:: STATED EXERCISE ::
Copy out all of the entries below line by line, character for character.

:: PROVIDED RECORDS ::
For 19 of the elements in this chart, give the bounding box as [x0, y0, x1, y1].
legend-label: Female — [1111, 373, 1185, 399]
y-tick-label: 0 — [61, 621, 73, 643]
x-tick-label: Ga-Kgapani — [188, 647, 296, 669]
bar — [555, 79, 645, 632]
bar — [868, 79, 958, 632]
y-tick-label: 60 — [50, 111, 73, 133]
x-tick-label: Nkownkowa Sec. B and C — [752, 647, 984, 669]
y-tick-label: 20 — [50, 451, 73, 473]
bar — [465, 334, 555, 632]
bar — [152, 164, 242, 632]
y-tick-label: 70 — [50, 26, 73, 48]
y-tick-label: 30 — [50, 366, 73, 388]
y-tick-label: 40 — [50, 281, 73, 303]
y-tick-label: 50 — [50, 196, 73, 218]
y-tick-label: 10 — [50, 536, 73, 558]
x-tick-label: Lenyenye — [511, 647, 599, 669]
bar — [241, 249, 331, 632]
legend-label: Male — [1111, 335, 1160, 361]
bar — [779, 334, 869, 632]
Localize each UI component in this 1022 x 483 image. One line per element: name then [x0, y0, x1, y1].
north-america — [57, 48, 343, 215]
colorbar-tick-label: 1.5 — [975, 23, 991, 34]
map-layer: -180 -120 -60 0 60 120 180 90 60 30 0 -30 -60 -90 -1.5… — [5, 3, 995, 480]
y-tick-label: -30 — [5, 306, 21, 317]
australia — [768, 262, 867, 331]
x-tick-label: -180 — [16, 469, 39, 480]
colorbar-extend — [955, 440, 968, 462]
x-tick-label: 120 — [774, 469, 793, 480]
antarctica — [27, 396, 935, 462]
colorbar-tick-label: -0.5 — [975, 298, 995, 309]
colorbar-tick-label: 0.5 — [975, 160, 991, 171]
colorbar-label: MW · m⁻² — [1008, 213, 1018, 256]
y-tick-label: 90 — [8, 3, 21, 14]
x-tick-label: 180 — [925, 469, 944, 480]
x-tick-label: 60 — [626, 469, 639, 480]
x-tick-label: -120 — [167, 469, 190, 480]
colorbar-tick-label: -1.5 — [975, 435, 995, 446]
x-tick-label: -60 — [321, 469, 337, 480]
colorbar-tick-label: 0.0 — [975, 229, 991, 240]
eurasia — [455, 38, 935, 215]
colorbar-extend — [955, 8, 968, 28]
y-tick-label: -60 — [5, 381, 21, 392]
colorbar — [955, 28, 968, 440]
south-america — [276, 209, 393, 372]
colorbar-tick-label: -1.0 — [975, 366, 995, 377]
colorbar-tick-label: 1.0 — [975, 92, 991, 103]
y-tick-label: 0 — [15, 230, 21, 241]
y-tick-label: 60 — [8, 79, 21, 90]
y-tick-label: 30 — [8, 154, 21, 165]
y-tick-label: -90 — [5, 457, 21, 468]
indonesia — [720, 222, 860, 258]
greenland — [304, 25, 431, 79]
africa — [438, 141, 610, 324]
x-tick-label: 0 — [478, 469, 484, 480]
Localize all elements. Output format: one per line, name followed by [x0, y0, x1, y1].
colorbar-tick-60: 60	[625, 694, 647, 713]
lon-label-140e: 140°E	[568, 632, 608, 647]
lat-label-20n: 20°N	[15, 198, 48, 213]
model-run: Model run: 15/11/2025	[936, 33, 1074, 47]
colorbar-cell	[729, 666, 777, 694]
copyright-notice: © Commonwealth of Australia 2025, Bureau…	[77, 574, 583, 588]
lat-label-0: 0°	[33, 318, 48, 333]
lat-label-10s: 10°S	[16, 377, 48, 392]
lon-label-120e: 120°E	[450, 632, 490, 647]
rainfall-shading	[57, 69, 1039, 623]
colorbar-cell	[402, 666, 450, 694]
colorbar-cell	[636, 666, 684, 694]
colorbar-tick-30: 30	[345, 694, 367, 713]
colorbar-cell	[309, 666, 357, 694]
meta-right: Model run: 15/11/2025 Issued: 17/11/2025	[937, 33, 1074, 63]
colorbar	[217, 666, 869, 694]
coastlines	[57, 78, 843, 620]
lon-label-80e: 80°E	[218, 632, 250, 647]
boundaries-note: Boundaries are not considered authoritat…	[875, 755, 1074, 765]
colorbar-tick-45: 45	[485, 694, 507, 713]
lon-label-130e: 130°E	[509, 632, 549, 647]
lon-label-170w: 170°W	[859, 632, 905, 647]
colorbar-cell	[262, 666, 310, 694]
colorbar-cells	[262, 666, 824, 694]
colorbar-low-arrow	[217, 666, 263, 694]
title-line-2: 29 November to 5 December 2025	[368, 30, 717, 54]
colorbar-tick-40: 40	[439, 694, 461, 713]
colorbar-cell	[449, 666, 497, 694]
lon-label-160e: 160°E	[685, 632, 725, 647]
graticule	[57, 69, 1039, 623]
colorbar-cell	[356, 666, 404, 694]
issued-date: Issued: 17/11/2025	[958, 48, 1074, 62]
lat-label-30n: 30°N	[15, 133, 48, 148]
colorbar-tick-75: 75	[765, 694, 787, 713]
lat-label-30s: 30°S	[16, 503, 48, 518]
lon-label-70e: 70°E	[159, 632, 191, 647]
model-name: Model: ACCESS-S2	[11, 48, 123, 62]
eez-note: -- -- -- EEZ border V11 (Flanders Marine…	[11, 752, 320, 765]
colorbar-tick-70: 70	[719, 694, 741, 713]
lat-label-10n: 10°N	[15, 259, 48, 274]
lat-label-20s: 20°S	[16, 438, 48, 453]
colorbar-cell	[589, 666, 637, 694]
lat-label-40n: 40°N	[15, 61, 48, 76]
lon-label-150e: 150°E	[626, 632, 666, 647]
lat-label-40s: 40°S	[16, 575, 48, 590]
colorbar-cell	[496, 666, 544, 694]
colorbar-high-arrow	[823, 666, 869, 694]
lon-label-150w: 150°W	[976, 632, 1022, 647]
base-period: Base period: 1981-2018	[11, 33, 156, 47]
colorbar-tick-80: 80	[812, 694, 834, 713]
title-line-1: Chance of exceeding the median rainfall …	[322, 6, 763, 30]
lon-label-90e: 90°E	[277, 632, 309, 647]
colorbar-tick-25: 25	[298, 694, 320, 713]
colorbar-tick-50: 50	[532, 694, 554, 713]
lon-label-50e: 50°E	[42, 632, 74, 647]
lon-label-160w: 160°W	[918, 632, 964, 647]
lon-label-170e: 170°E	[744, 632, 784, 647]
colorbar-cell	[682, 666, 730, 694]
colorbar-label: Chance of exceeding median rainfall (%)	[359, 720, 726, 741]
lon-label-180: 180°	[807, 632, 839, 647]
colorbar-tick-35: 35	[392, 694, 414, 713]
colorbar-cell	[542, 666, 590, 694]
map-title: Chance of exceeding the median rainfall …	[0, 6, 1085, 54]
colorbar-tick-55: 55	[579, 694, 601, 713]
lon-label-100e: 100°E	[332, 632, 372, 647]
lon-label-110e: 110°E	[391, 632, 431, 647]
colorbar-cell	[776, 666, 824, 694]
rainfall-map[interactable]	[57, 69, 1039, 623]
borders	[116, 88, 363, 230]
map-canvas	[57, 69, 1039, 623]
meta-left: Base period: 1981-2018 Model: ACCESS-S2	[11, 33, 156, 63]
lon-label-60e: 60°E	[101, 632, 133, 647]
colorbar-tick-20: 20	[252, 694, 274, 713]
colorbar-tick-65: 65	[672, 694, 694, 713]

:: THE COMPLETED TASK ::
For 19 of the elements in this chart, give the bounding box as [x0, y0, x1, y1].
legend-label: Female — [1111, 373, 1185, 399]
y-tick-label: 0 — [61, 621, 73, 643]
x-tick-label: Ga-Kgapani — [188, 647, 296, 669]
bar — [555, 79, 645, 632]
bar — [868, 79, 958, 632]
y-tick-label: 60 — [50, 111, 73, 133]
x-tick-label: Nkownkowa Sec. B and C — [752, 647, 984, 669]
y-tick-label: 20 — [50, 451, 73, 473]
bar — [465, 334, 555, 632]
bar — [152, 164, 242, 632]
y-tick-label: 70 — [50, 26, 73, 48]
y-tick-label: 30 — [50, 366, 73, 388]
y-tick-label: 40 — [50, 281, 73, 303]
y-tick-label: 50 — [50, 196, 73, 218]
y-tick-label: 10 — [50, 536, 73, 558]
x-tick-label: Lenyenye — [511, 647, 599, 669]
bar — [241, 249, 331, 632]
legend-label: Male — [1111, 335, 1160, 361]
bar — [779, 334, 869, 632]
Localize each UI component in this 1022 x 483 image. One line per element: name then [x0, y0, x1, y1].
north-america — [57, 48, 343, 215]
colorbar-tick-label: 1.5 — [975, 23, 991, 34]
map-layer: -180 -120 -60 0 60 120 180 90 60 30 0 -30 -60 -90 -1.5… — [5, 3, 995, 480]
y-tick-label: -30 — [5, 306, 21, 317]
australia — [768, 262, 867, 331]
x-tick-label: -180 — [16, 469, 39, 480]
colorbar-extend — [955, 440, 968, 462]
x-tick-label: 120 — [774, 469, 793, 480]
antarctica — [27, 396, 935, 462]
colorbar-tick-label: -0.5 — [975, 298, 995, 309]
colorbar-tick-label: 0.5 — [975, 160, 991, 171]
colorbar-label: MW · m⁻² — [1008, 213, 1018, 256]
y-tick-label: 90 — [8, 3, 21, 14]
x-tick-label: 180 — [925, 469, 944, 480]
x-tick-label: 60 — [626, 469, 639, 480]
x-tick-label: -120 — [167, 469, 190, 480]
colorbar-tick-label: -1.5 — [975, 435, 995, 446]
x-tick-label: -60 — [321, 469, 337, 480]
colorbar-tick-label: 0.0 — [975, 229, 991, 240]
eurasia — [455, 38, 935, 215]
colorbar-extend — [955, 8, 968, 28]
y-tick-label: -60 — [5, 381, 21, 392]
colorbar — [955, 28, 968, 440]
south-america — [276, 209, 393, 372]
colorbar-tick-label: -1.0 — [975, 366, 995, 377]
colorbar-tick-label: 1.0 — [975, 92, 991, 103]
y-tick-label: 0 — [15, 230, 21, 241]
y-tick-label: 60 — [8, 79, 21, 90]
y-tick-label: 30 — [8, 154, 21, 165]
y-tick-label: -90 — [5, 457, 21, 468]
indonesia — [720, 222, 860, 258]
greenland — [304, 25, 431, 79]
africa — [438, 141, 610, 324]
x-tick-label: 0 — [478, 469, 484, 480]
Localize all elements. Output format: one per line, name followed by [x0, y0, x1, y1].
colorbar-tick-60: 60	[625, 694, 647, 713]
lon-label-140e: 140°E	[568, 632, 608, 647]
lat-label-20n: 20°N	[15, 198, 48, 213]
model-run: Model run: 15/11/2025	[936, 33, 1074, 47]
colorbar-cell	[729, 666, 777, 694]
copyright-notice: © Commonwealth of Australia 2025, Bureau…	[77, 574, 583, 588]
lat-label-0: 0°	[33, 318, 48, 333]
lat-label-10s: 10°S	[16, 377, 48, 392]
lon-label-120e: 120°E	[450, 632, 490, 647]
rainfall-shading	[57, 69, 1039, 623]
colorbar-cell	[402, 666, 450, 694]
colorbar-cell	[636, 666, 684, 694]
colorbar-tick-30: 30	[345, 694, 367, 713]
colorbar-cell	[309, 666, 357, 694]
meta-right: Model run: 15/11/2025 Issued: 17/11/2025	[937, 33, 1074, 63]
colorbar	[217, 666, 869, 694]
coastlines	[57, 78, 843, 620]
lon-label-80e: 80°E	[218, 632, 250, 647]
boundaries-note: Boundaries are not considered authoritat…	[875, 755, 1074, 765]
colorbar-tick-45: 45	[485, 694, 507, 713]
lon-label-130e: 130°E	[509, 632, 549, 647]
lon-label-170w: 170°W	[859, 632, 905, 647]
colorbar-cell	[262, 666, 310, 694]
colorbar-cells	[262, 666, 824, 694]
colorbar-low-arrow	[217, 666, 263, 694]
title-line-2: 29 November to 5 December 2025	[368, 30, 717, 54]
colorbar-tick-40: 40	[439, 694, 461, 713]
colorbar-cell	[449, 666, 497, 694]
lon-label-160e: 160°E	[685, 632, 725, 647]
graticule	[57, 69, 1039, 623]
colorbar-cell	[356, 666, 404, 694]
issued-date: Issued: 17/11/2025	[958, 48, 1074, 62]
lat-label-30n: 30°N	[15, 133, 48, 148]
colorbar-tick-75: 75	[765, 694, 787, 713]
lat-label-30s: 30°S	[16, 503, 48, 518]
lon-label-70e: 70°E	[159, 632, 191, 647]
model-name: Model: ACCESS-S2	[11, 48, 123, 62]
eez-note: -- -- -- EEZ border V11 (Flanders Marine…	[11, 752, 320, 765]
colorbar-tick-70: 70	[719, 694, 741, 713]
lat-label-10n: 10°N	[15, 259, 48, 274]
lat-label-20s: 20°S	[16, 438, 48, 453]
colorbar-cell	[589, 666, 637, 694]
lat-label-40n: 40°N	[15, 61, 48, 76]
lon-label-150e: 150°E	[626, 632, 666, 647]
lat-label-40s: 40°S	[16, 575, 48, 590]
colorbar-cell	[496, 666, 544, 694]
colorbar-high-arrow	[823, 666, 869, 694]
lon-label-150w: 150°W	[976, 632, 1022, 647]
base-period: Base period: 1981-2018	[11, 33, 156, 47]
colorbar-tick-80: 80	[812, 694, 834, 713]
title-line-1: Chance of exceeding the median rainfall …	[322, 6, 763, 30]
lon-label-90e: 90°E	[277, 632, 309, 647]
colorbar-tick-25: 25	[298, 694, 320, 713]
colorbar-tick-50: 50	[532, 694, 554, 713]
lon-label-50e: 50°E	[42, 632, 74, 647]
lon-label-160w: 160°W	[918, 632, 964, 647]
lon-label-170e: 170°E	[744, 632, 784, 647]
colorbar-cell	[682, 666, 730, 694]
colorbar-label: Chance of exceeding median rainfall (%)	[359, 720, 726, 741]
lon-label-180: 180°	[807, 632, 839, 647]
colorbar-tick-35: 35	[392, 694, 414, 713]
colorbar-cell	[542, 666, 590, 694]
map-title: Chance of exceeding the median rainfall …	[0, 6, 1085, 54]
colorbar-tick-55: 55	[579, 694, 601, 713]
lon-label-100e: 100°E	[332, 632, 372, 647]
lon-label-110e: 110°E	[391, 632, 431, 647]
colorbar-cell	[776, 666, 824, 694]
rainfall-map[interactable]	[57, 69, 1039, 623]
borders	[116, 88, 363, 230]
map-canvas	[57, 69, 1039, 623]
meta-left: Base period: 1981-2018 Model: ACCESS-S2	[11, 33, 156, 63]
lon-label-60e: 60°E	[101, 632, 133, 647]
colorbar-tick-20: 20	[252, 694, 274, 713]
colorbar-tick-65: 65	[672, 694, 694, 713]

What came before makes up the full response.